Items from a figure collection
######
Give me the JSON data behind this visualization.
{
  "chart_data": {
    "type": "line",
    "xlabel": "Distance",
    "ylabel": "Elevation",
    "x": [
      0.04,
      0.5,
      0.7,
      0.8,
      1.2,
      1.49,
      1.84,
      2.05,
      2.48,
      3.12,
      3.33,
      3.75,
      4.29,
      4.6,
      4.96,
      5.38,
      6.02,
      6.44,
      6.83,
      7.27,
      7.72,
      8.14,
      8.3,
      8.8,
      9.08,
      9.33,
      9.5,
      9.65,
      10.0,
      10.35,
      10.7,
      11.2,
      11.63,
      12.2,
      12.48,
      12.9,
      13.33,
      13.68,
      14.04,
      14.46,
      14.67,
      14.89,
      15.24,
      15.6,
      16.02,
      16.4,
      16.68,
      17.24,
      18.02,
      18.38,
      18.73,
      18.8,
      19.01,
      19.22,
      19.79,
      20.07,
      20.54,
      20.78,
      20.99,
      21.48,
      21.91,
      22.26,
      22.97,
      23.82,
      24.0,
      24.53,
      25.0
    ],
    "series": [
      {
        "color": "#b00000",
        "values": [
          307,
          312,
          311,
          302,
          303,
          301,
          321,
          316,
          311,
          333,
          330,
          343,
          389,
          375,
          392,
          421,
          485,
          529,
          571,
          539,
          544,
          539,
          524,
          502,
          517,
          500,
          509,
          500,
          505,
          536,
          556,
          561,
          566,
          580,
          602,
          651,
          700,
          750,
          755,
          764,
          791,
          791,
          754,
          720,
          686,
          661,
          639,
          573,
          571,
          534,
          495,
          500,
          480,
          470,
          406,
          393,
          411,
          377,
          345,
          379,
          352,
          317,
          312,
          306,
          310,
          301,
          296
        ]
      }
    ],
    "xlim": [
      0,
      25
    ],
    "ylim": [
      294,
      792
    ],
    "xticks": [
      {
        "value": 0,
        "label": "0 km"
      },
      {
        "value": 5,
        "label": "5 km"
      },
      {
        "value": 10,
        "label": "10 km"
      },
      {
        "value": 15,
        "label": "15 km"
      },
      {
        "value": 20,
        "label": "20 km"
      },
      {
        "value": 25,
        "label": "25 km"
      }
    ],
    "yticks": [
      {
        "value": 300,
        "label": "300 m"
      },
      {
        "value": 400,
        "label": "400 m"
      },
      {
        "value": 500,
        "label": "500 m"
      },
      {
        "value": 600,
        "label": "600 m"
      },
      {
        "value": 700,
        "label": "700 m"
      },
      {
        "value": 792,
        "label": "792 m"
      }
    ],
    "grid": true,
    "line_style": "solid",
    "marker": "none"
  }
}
######
**WRITTEN PROBLEM:** Transcribe all of the entries without altering anything.

**CORRECT OUTPUT:**
Give me the JSON data behind this visualization.
{
  "chart_data": {
    "type": "line",
    "xlabel": "Distance",
    "ylabel": "Elevation",
    "x": [
      0.04,
      0.5,
      0.7,
      0.8,
      1.2,
      1.49,
      1.84,
      2.05,
      2.48,
      3.12,
      3.33,
      3.75,
      4.29,
      4.6,
      4.96,
      5.38,
      6.02,
      6.44,
      6.83,
      7.27,
      7.72,
      8.14,
      8.3,
      8.8,
      9.08,
      9.33,
      9.5,
      9.65,
      10.0,
      10.35,
      10.7,
      11.2,
      11.63,
      12.2,
      12.48,
      12.9,
      13.33,
      13.68,
      14.04,
      14.46,
      14.67,
      14.89,
      15.24,
      15.6,
      16.02,
      16.4,
      16.68,
      17.24,
      18.02,
      18.38,
      18.73,
      18.8,
      19.01,
      19.22,
      19.79,
      20.07,
      20.54,
      20.78,
      20.99,
      21.48,
      21.91,
      22.26,
      22.97,
      23.82,
      24.0,
      24.53,
      25.0
    ],
    "series": [
      {
        "color": "#b00000",
        "values": [
          307,
          312,
          311,
          302,
          303,
          301,
          321,
          316,
          311,
          333,
          330,
          343,
          389,
          375,
          392,
          421,
          485,
          529,
          571,
          539,
          544,
          539,
          524,
          502,
          517,
          500,
          509,
          500,
          505,
          536,
          556,
          561,
          566,
          580,
          602,
          651,
          700,
          750,
          755,
          764,
          791,
          791,
          754,
          720,
          686,
          661,
          639,
          573,
          571,
          534,
          495,
          500,
          480,
          470,
          406,
          393,
          411,
          377,
          345,
          379,
          352,
          317,
          312,
          306,
          310,
          301,
          296
        ]
      }
    ],
    "xlim": [
      0,
      25
    ],
    "ylim": [
      294,
      792
    ],
    "xticks": [
      {
        "value": 0,
        "label": "0 km"
      },
      {
        "value": 5,
        "label": "5 km"
      },
      {
        "value": 10,
        "label": "10 km"
      },
      {
        "value": 15,
        "label": "15 km"
      },
      {
        "value": 20,
        "label": "20 km"
      },
      {
        "value": 25,
        "label": "25 km"
      }
    ],
    "yticks": [
      {
        "value": 300,
        "label": "300 m"
      },
      {
        "value": 400,
        "label": "400 m"
      },
      {
        "value": 500,
        "label": "500 m"
      },
      {
        "value": 600,
        "label": "600 m"
      },
      {
        "value": 700,
        "label": "700 m"
      },
      {
        "value": 792,
        "label": "792 m"
      }
    ],
    "grid": true,
    "line_style": "solid",
    "marker": "none"
  }
}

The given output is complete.